ABOUT THIS EXERCISE: Search the listing below for the word "Dauer" and copy each line where it appears.

--- START ---

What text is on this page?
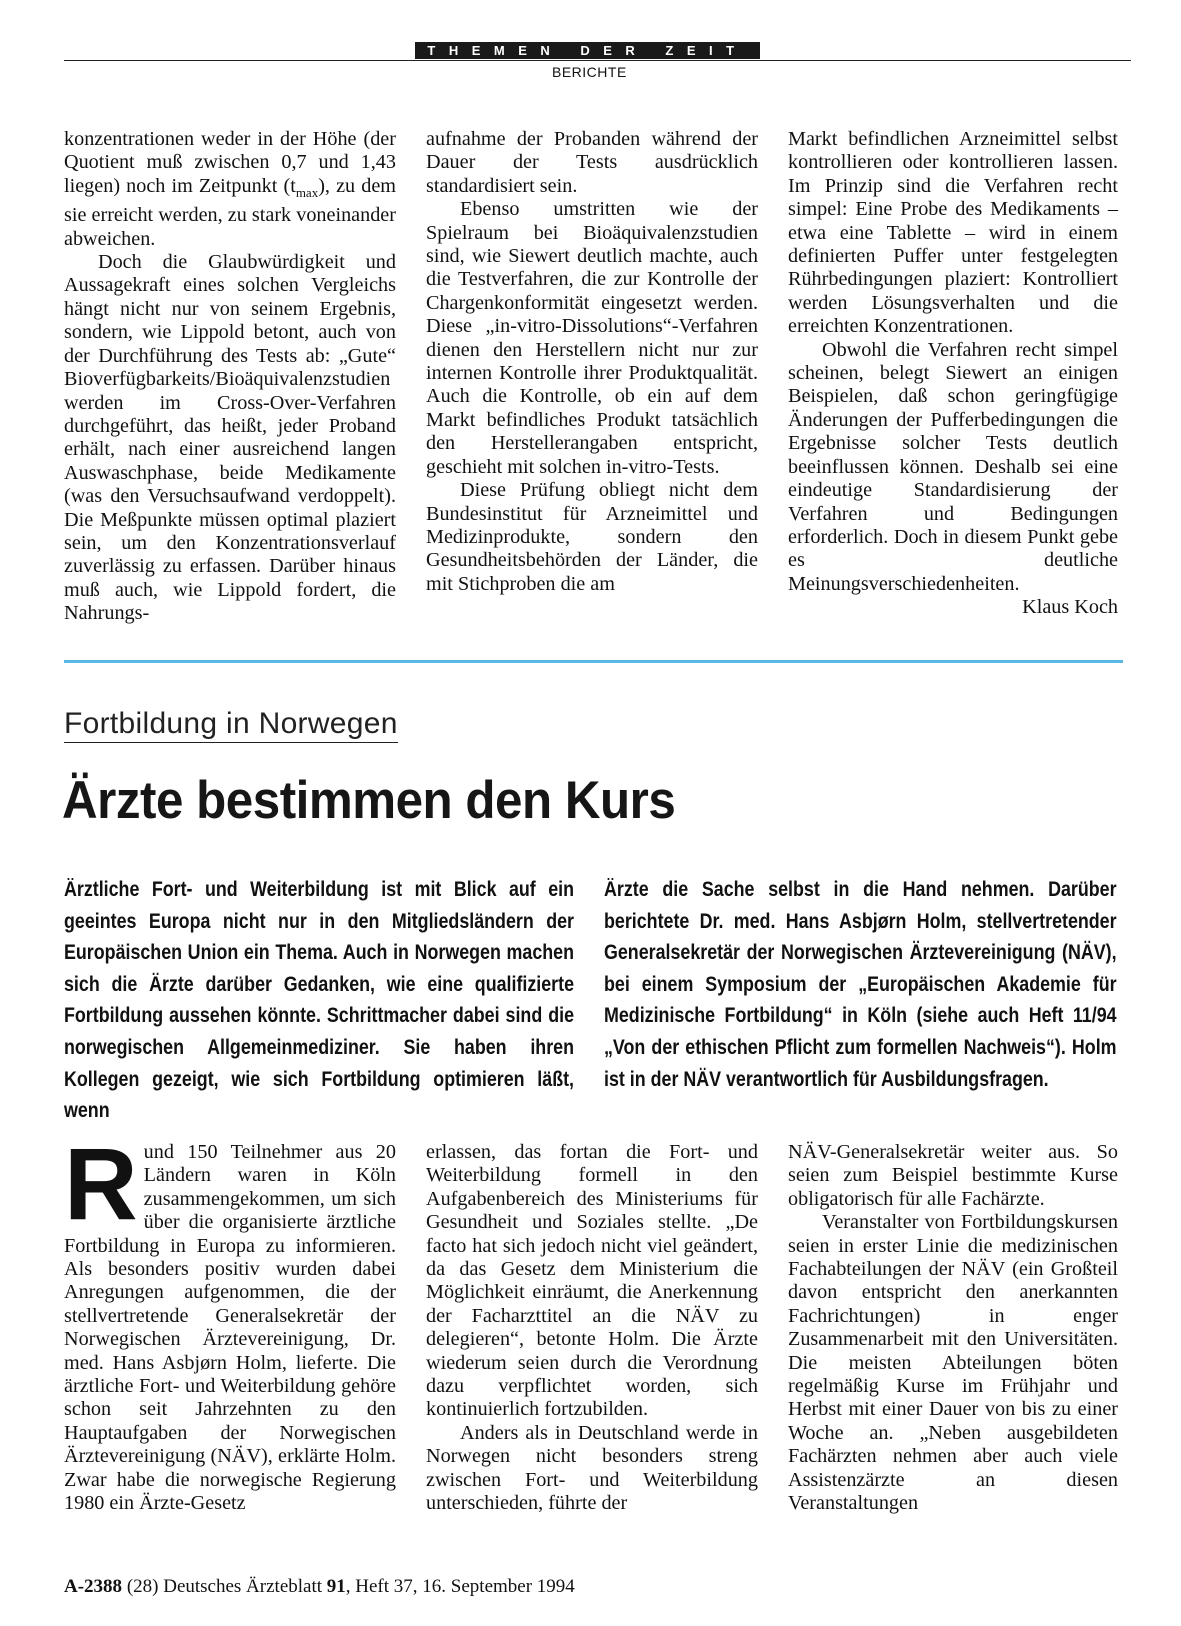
THEMEN DER ZEIT
BERICHTE

konzentrationen weder in der Höhe (der Quotient muß zwischen 0,7 und 1,43 liegen) noch im Zeitpunkt $(t_{max})$, zu dem sie erreicht werden, zu stark voneinander abweichen.

Doch die Glaubwürdigkeit und Aussagekraft eines solchen Vergleichs hängt nicht nur von seinem Ergebnis, sondern, wie Lippold betont, auch von der Durchführung des Tests ab: „Gute“ Bioverfügbarkeits/Bioäquivalenzstudien werden im Cross-Over-Verfahren durchgeführt, das heißt, jeder Proband erhält, nach einer ausreichend langen Auswaschphase, beide Medikamente (was den Versuchsaufwand verdoppelt). Die Meßpunkte müssen optimal plaziert sein, um den Konzentrationsverlauf zuverlässig zu erfassen. Darüber hinaus muß auch, wie Lippold fordert, die Nahrungs-

aufnahme der Probanden während der Dauer der Tests ausdrücklich standardisiert sein.

Ebenso umstritten wie der Spielraum bei Bioäquivalenzstudien sind, wie Siewert deutlich machte, auch die Testverfahren, die zur Kontrolle der Chargenkonformität eingesetzt werden. Diese „in-vitro-Dissolutions“-Verfahren dienen den Herstellern nicht nur zur internen Kontrolle ihrer Produktqualität. Auch die Kontrolle, ob ein auf dem Markt befindliches Produkt tatsächlich den Herstellerangaben entspricht, geschieht mit solchen in-vitro-Tests.

Diese Prüfung obliegt nicht dem Bundesinstitut für Arzneimittel und Medizinprodukte, sondern den Gesundheitsbehörden der Länder, die mit Stichproben die am

Markt befindlichen Arzneimittel selbst kontrollieren oder kontrollieren lassen. Im Prinzip sind die Verfahren recht simpel: Eine Probe des Medikaments – etwa eine Tablette – wird in einem definierten Puffer unter festgelegten Rührbedingungen plaziert: Kontrolliert werden Lösungsverhalten und die erreichten Konzentrationen.

Obwohl die Verfahren recht simpel scheinen, belegt Siewert an einigen Beispielen, daß schon geringfügige Änderungen der Pufferbedingungen die Ergebnisse solcher Tests deutlich beeinflussen können. Deshalb sei eine eindeutige Standardisierung der Verfahren und Bedingungen erforderlich. Doch in diesem Punkt gebe es deutliche Meinungsverschiedenheiten.

Klaus Koch

Fortbildung in Norwegen
Ärzte bestimmen den Kurs
Ärztliche Fort- und Weiterbildung ist mit Blick auf ein geeintes Europa nicht nur in den Mitgliedsländern der Europäischen Union ein Thema. Auch in Norwegen machen sich die Ärzte darüber Gedanken, wie eine qualifizierte Fortbildung aussehen könnte. Schrittmacher dabei sind die norwegischen Allgemeinmediziner. Sie haben ihren Kollegen gezeigt, wie sich Fortbildung optimieren läßt, wenn
Ärzte die Sache selbst in die Hand nehmen. Darüber berichtete Dr. med. Hans Asbjørn Holm, stellvertretender Generalsekretär der Norwegischen Ärztevereinigung (NÄV), bei einem Symposium der „Europäischen Akademie für Medizinische Fortbildung“ in Köln (siehe auch Heft 11/94 „Von der ethischen Pflicht zum formellen Nachweis“). Holm ist in der NÄV verantwortlich für Ausbildungsfragen.
R und 150 Teilnehmer aus 20 Ländern waren in Köln zusammengekommen, um sich über die organisierte ärztliche Fortbildung in Europa zu informieren. Als besonders positiv wurden dabei Anregungen aufgenommen, die der stellvertretende Generalsekretär der Norwegischen Ärztevereinigung, Dr. med. Hans Asbjørn Holm, lieferte. Die ärztliche Fort- und Weiterbildung gehöre schon seit Jahrzehnten zu den Hauptaufgaben der Norwegischen Ärztevereinigung (NÄV), erklärte Holm. Zwar habe die norwegische Regierung 1980 ein Ärzte-Gesetz

erlassen, das fortan die Fort- und Weiterbildung formell in den Aufgabenbereich des Ministeriums für Gesundheit und Soziales stellte. „De facto hat sich jedoch nicht viel geändert, da das Gesetz dem Ministerium die Möglichkeit einräumt, die Anerkennung der Facharzttitel an die NÄV zu delegieren“, betonte Holm. Die Ärzte wiederum seien durch die Verordnung dazu verpflichtet worden, sich kontinuierlich fortzubilden.

Anders als in Deutschland werde in Norwegen nicht besonders streng zwischen Fort- und Weiterbildung unterschieden, führte der

NÄV-Generalsekretär weiter aus. So seien zum Beispiel bestimmte Kurse obligatorisch für alle Fachärzte.

Veranstalter von Fortbildungskursen seien in erster Linie die medizinischen Fachabteilungen der NÄV (ein Großteil davon entspricht den anerkannten Fachrichtungen) in enger Zusammenarbeit mit den Universitäten. Die meisten Abteilungen böten regelmäßig Kurse im Frühjahr und Herbst mit einer Dauer von bis zu einer Woche an. „Neben ausgebildeten Fachärzten nehmen aber auch viele Assistenzärzte an diesen Veranstaltungen

A-2388 (28) Deutsches Ärzteblatt 91, Heft 37, 16. September 1994
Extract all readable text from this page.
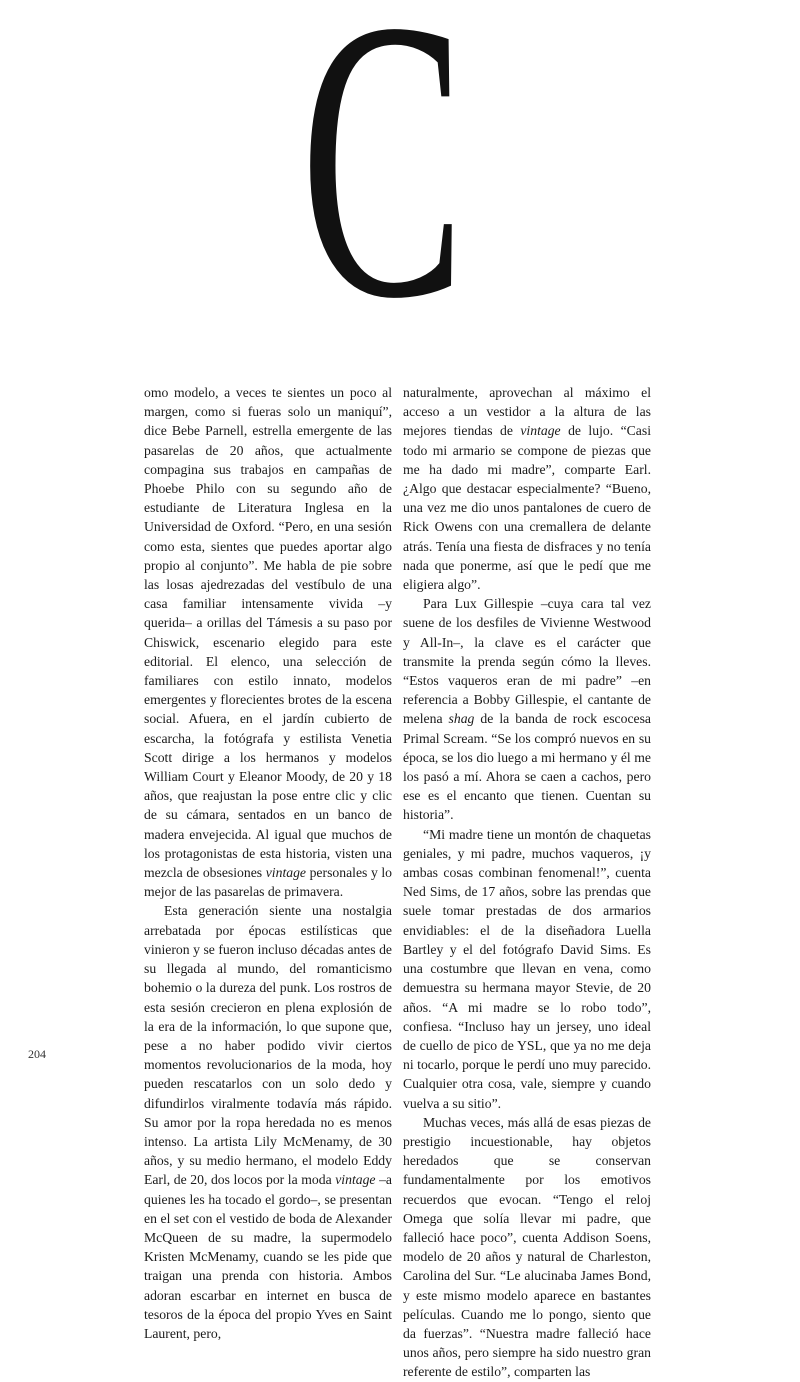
C

omo modelo, a veces te sientes un poco al margen, como si fueras solo un maniquí”, dice Bebe Parnell, estrella emergente de las pasarelas de 20 años, que actualmente compagina sus trabajos en campañas de Phoebe Philo con su segundo año de estudiante de Literatura Inglesa en la Universidad de Oxford. “Pero, en una sesión como esta, sientes que puedes aportar algo propio al conjunto”. Me habla de pie sobre las losas ajedrezadas del vestíbulo de una casa familiar intensamente vivida –y querida– a orillas del Támesis a su paso por Chiswick, escenario elegido para este editorial. El elenco, una selección de familiares con estilo innato, modelos emergentes y florecientes brotes de la escena social. Afuera, en el jardín cubierto de escarcha, la fotógrafa y estilista Venetia Scott dirige a los hermanos y modelos William Court y Eleanor Moody, de 20 y 18 años, que reajustan la pose entre clic y clic de su cámara, sentados en un banco de madera envejecida. Al igual que muchos de los protagonistas de esta historia, visten una mezcla de obsesiones vintage personales y lo mejor de las pasarelas de primavera.

Esta generación siente una nostalgia arrebatada por épocas estilísticas que vinieron y se fueron incluso décadas antes de su llegada al mundo, del romanticismo bohemio o la dureza del punk. Los rostros de esta sesión crecieron en plena explosión de la era de la información, lo que supone que, pese a no haber podido vivir ciertos momentos revolucionarios de la moda, hoy pueden rescatarlos con un solo dedo y difundirlos viralmente todavía más rápido. Su amor por la ropa heredada no es menos intenso. La artista Lily McMenamy, de 30 años, y su medio hermano, el modelo Eddy Earl, de 20, dos locos por la moda vintage –a quienes les ha tocado el gordo–, se presentan en el set con el vestido de boda de Alexander McQueen de su madre, la supermodelo Kristen McMenamy, cuando se les pide que traigan una prenda con historia. Ambos adoran escarbar en internet en busca de tesoros de la época del propio Yves en Saint Laurent, pero,

naturalmente, aprovechan al máximo el acceso a un vestidor a la altura de las mejores tiendas de vintage de lujo. “Casi todo mi armario se compone de piezas que me ha dado mi madre”, comparte Earl. ¿Algo que destacar especialmente? “Bueno, una vez me dio unos pantalones de cuero de Rick Owens con una cremallera de delante atrás. Tenía una fiesta de disfraces y no tenía nada que ponerme, así que le pedí que me eligiera algo”.

Para Lux Gillespie –cuya cara tal vez suene de los desfiles de Vivienne Westwood y All-In–, la clave es el carácter que transmite la prenda según cómo la lleves. “Estos vaqueros eran de mi padre” –en referencia a Bobby Gillespie, el cantante de melena shag de la banda de rock escocesa Primal Scream. “Se los compró nuevos en su época, se los dio luego a mi hermano y él me los pasó a mí. Ahora se caen a cachos, pero ese es el encanto que tienen. Cuentan su historia”.

“Mi madre tiene un montón de chaquetas geniales, y mi padre, muchos vaqueros, ¡y ambas cosas combinan fenomenal!”, cuenta Ned Sims, de 17 años, sobre las prendas que suele tomar prestadas de dos armarios envidiables: el de la diseñadora Luella Bartley y el del fotógrafo David Sims. Es una costumbre que llevan en vena, como demuestra su hermana mayor Stevie, de 20 años. “A mi madre se lo robo todo”, confiesa. “Incluso hay un jersey, uno ideal de cuello de pico de YSL, que ya no me deja ni tocarlo, porque le perdí uno muy parecido. Cualquier otra cosa, vale, siempre y cuando vuelva a su sitio”.

Muchas veces, más allá de esas piezas de prestigio incuestionable, hay objetos heredados que se conservan fundamentalmente por los emotivos recuerdos que evocan. “Tengo el reloj Omega que solía llevar mi padre, que falleció hace poco”, cuenta Addison Soens, modelo de 20 años y natural de Charleston, Carolina del Sur. “Le alucinaba James Bond, y este mismo modelo aparece en bastantes películas. Cuando me lo pongo, siento que da fuerzas”. “Nuestra madre falleció hace unos años, pero siempre ha sido nuestro gran referente de estilo”, comparten las

204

--- END ---

TASK OUTPUT:
aufnahme der Probanden während der Dauer der Tests ausdrücklich standardisiert sein.
Veranstalter von Fortbildungskursen seien in erster Linie die medizinischen Fachabteilungen der NÄV (ein Großteil davon entspricht den anerkannten Fachrichtungen) in enger Zusammenarbeit mit den Universitäten. Die meisten Abteilungen böten regelmäßig Kurse im Frühjahr und Herbst mit einer Dauer von bis zu einer Woche an. „Neben ausgebildeten Fachärzten nehmen aber auch viele Assistenzärzte an diesen Veranstaltungen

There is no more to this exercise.